--- begin EXTRACTED DATA ---
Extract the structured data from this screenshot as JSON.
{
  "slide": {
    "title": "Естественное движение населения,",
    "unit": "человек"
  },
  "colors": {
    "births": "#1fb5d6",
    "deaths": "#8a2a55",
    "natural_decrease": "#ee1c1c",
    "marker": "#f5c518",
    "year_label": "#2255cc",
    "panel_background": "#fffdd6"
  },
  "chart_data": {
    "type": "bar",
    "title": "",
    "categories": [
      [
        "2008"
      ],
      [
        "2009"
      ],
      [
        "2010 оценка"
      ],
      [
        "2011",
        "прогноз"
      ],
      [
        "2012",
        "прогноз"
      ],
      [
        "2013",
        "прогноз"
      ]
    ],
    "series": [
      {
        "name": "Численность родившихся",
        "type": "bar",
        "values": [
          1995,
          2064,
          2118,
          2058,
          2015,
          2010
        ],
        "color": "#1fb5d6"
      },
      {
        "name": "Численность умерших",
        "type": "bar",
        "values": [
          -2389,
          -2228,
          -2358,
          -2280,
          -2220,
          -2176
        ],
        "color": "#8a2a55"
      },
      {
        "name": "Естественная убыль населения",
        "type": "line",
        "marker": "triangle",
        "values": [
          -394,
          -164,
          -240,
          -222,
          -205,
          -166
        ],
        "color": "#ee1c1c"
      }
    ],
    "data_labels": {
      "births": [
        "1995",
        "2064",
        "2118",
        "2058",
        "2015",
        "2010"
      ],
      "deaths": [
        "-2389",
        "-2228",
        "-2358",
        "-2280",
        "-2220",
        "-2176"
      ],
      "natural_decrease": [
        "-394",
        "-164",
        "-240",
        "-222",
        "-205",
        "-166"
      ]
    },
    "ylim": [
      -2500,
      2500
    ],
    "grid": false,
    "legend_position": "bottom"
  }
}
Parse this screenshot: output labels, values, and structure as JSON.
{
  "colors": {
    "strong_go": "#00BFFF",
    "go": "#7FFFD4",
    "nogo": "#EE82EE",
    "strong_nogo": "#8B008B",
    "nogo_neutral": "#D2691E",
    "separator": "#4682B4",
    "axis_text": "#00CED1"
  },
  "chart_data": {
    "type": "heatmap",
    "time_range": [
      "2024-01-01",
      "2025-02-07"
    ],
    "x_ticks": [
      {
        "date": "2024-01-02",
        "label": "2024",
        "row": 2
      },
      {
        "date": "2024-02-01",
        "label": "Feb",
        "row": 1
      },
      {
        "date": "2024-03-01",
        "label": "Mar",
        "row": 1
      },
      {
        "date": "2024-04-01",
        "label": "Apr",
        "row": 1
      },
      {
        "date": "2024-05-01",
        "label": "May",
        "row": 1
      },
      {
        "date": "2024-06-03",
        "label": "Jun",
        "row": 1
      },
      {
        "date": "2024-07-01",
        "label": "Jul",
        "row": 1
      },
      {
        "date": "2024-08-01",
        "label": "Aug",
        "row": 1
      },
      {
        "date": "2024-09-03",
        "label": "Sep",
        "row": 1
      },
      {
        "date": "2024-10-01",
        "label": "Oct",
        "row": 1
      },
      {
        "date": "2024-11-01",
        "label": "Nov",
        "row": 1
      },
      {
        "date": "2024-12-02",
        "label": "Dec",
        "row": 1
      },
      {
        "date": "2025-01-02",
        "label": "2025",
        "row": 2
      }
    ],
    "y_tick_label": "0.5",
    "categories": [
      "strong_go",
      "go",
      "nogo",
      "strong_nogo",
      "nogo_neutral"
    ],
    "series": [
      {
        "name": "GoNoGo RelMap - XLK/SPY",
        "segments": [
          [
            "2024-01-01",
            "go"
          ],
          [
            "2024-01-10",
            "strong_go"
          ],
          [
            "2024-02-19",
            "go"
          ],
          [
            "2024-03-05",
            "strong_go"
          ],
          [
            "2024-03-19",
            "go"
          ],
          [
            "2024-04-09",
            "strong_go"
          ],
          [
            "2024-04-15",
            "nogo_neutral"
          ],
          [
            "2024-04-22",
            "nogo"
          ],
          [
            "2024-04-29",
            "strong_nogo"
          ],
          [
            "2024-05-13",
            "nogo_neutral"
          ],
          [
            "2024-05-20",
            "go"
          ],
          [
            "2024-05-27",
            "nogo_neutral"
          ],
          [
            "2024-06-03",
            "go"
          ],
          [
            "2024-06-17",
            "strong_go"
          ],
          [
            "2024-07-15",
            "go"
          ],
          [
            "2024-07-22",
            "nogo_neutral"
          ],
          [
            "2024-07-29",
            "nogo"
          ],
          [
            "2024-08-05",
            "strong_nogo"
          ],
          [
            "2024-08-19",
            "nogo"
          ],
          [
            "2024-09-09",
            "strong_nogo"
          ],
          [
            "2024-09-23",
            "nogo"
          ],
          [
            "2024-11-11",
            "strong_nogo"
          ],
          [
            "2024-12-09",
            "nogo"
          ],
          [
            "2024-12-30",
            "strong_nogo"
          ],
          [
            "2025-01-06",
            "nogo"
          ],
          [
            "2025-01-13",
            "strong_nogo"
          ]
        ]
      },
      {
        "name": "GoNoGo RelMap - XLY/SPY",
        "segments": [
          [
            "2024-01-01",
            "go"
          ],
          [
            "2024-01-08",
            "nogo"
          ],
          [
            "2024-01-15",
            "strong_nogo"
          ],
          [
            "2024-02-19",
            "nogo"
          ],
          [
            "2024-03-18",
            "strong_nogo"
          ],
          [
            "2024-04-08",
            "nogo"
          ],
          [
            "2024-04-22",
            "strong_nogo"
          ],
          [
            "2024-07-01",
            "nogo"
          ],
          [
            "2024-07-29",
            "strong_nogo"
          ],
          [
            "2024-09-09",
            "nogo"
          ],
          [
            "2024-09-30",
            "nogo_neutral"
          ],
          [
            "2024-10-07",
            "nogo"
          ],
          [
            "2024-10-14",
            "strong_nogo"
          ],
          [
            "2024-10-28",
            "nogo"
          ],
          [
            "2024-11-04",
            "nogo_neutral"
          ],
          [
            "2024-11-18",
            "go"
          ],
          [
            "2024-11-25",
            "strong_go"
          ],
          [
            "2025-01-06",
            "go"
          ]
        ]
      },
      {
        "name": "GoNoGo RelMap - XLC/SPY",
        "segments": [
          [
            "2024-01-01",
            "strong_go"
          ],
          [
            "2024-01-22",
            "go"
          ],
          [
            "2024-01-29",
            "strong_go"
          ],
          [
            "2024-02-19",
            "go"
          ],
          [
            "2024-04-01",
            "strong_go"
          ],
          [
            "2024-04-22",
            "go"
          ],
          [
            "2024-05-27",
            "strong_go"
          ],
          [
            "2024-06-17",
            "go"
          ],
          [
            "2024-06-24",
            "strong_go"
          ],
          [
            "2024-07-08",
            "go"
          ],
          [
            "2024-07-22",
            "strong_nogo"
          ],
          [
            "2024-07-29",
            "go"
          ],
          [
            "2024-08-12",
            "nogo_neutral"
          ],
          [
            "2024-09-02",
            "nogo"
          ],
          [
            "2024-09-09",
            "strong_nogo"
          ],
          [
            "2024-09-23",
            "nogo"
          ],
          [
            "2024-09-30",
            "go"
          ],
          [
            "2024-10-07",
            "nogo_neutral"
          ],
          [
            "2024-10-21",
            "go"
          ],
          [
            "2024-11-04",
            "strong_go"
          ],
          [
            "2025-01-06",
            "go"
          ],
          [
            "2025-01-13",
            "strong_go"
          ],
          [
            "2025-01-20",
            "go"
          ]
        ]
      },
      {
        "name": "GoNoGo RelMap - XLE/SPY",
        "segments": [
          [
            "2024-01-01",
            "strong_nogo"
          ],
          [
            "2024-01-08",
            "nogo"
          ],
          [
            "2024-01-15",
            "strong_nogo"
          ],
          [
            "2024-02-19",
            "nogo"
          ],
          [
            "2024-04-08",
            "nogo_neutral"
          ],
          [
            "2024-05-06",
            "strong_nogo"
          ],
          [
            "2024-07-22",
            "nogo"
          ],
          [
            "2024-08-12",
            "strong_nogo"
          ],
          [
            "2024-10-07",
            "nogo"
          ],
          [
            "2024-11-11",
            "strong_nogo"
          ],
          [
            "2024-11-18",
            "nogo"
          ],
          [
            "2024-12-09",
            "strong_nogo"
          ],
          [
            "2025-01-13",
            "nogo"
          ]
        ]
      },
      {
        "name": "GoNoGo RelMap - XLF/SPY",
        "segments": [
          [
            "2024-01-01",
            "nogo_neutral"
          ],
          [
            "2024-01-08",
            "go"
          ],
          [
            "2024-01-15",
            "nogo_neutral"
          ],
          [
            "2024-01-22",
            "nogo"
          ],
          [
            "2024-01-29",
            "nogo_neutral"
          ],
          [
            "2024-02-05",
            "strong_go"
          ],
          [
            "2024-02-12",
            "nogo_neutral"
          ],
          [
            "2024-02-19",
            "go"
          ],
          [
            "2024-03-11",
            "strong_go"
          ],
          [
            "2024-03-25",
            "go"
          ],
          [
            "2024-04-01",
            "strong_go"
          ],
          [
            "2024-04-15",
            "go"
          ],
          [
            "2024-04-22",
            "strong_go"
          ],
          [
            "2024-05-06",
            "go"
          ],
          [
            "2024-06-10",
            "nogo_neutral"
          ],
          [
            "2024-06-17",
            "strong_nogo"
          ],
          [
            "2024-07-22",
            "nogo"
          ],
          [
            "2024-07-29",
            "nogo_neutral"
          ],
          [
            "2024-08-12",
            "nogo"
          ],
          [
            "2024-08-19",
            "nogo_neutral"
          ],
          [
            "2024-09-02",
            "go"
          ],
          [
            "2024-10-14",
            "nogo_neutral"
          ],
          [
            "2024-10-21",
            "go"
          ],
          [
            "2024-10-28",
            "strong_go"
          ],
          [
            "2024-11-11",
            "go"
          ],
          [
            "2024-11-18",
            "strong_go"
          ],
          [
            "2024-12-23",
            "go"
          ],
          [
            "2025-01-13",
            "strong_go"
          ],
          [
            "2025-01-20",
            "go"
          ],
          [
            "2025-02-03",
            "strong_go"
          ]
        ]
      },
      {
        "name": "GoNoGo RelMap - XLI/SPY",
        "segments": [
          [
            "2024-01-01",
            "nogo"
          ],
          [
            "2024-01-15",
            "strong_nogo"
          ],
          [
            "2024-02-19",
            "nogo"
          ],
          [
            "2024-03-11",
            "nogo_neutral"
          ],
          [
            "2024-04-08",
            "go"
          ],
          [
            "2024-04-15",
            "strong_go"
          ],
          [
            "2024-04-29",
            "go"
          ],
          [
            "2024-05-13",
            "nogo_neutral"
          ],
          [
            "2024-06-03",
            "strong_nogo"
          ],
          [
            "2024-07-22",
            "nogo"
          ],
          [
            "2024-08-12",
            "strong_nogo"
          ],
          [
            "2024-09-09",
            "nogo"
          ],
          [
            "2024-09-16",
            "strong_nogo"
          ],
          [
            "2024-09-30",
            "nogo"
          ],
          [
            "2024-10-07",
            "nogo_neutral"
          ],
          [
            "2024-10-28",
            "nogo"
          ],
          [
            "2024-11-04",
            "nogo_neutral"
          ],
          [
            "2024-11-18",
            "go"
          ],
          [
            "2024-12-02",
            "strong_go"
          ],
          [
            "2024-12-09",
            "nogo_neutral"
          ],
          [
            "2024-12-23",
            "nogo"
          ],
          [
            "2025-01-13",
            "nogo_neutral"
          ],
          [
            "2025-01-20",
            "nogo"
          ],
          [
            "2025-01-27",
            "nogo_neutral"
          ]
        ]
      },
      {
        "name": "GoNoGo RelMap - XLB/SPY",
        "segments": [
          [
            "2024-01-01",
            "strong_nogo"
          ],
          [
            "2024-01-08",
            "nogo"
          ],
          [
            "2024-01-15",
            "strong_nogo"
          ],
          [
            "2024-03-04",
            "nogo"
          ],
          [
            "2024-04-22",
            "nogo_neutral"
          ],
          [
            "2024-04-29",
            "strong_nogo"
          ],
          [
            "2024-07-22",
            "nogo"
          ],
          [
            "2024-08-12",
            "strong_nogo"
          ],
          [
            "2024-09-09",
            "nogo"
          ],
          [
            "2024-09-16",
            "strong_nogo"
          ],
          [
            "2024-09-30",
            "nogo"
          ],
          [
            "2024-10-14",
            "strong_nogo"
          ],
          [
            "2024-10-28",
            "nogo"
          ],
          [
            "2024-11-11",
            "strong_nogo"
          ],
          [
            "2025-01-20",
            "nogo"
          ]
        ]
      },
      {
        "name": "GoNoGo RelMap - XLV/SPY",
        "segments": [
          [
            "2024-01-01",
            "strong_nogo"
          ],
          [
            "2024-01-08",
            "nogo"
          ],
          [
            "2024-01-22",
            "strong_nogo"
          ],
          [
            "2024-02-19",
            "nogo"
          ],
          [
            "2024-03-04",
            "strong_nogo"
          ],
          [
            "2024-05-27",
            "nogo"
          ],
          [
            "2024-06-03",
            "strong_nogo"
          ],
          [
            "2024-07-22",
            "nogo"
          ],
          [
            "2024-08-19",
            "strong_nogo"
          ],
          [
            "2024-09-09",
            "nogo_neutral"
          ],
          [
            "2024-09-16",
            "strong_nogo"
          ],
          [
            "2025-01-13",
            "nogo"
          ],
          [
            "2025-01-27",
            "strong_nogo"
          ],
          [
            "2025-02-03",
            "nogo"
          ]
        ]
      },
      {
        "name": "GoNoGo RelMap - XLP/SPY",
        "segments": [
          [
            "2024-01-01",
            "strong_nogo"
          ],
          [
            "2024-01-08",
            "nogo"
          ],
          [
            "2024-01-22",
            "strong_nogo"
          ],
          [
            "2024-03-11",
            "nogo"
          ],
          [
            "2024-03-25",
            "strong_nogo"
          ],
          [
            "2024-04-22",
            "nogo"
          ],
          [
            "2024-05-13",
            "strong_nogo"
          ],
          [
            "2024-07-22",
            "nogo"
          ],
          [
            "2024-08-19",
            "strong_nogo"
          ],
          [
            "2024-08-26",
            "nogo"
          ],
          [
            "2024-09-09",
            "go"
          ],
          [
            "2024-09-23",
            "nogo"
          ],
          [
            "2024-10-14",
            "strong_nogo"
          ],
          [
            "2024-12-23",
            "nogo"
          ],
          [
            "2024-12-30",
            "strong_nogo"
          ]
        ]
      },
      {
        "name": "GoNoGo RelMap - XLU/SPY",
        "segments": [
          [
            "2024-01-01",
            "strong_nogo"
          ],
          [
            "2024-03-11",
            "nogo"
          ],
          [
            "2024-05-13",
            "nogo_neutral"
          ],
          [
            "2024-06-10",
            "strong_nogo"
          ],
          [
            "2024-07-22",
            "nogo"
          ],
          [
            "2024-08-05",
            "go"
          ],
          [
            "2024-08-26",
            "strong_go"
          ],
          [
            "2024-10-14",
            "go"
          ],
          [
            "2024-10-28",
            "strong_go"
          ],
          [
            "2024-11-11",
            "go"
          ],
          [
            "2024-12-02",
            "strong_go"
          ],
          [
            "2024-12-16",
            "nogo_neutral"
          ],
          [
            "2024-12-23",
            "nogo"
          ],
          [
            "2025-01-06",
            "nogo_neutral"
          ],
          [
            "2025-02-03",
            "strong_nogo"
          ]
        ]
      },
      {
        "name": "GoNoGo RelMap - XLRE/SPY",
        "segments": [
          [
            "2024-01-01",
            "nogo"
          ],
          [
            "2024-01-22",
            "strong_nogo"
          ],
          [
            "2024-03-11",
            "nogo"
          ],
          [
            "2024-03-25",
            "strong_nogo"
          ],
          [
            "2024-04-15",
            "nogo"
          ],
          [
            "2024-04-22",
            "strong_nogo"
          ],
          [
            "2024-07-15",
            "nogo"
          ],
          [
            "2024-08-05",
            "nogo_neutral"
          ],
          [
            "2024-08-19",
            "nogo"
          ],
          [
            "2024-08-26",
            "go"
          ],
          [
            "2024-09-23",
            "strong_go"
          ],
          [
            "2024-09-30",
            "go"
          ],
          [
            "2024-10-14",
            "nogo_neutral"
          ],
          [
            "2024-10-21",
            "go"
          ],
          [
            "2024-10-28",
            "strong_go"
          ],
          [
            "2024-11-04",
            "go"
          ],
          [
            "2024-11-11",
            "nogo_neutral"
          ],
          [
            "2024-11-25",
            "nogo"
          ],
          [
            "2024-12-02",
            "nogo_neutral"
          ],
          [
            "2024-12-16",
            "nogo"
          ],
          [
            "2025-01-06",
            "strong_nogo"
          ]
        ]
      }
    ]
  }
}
--- end EXTRACTED DATA ---
Make a list of all lines in the data that contain "screenshot".

§ OUTPUT OF THE EXERCISE:
Extract the structured data from this screenshot as JSON.
Parse this screenshot: output labels, values, and structure as JSON.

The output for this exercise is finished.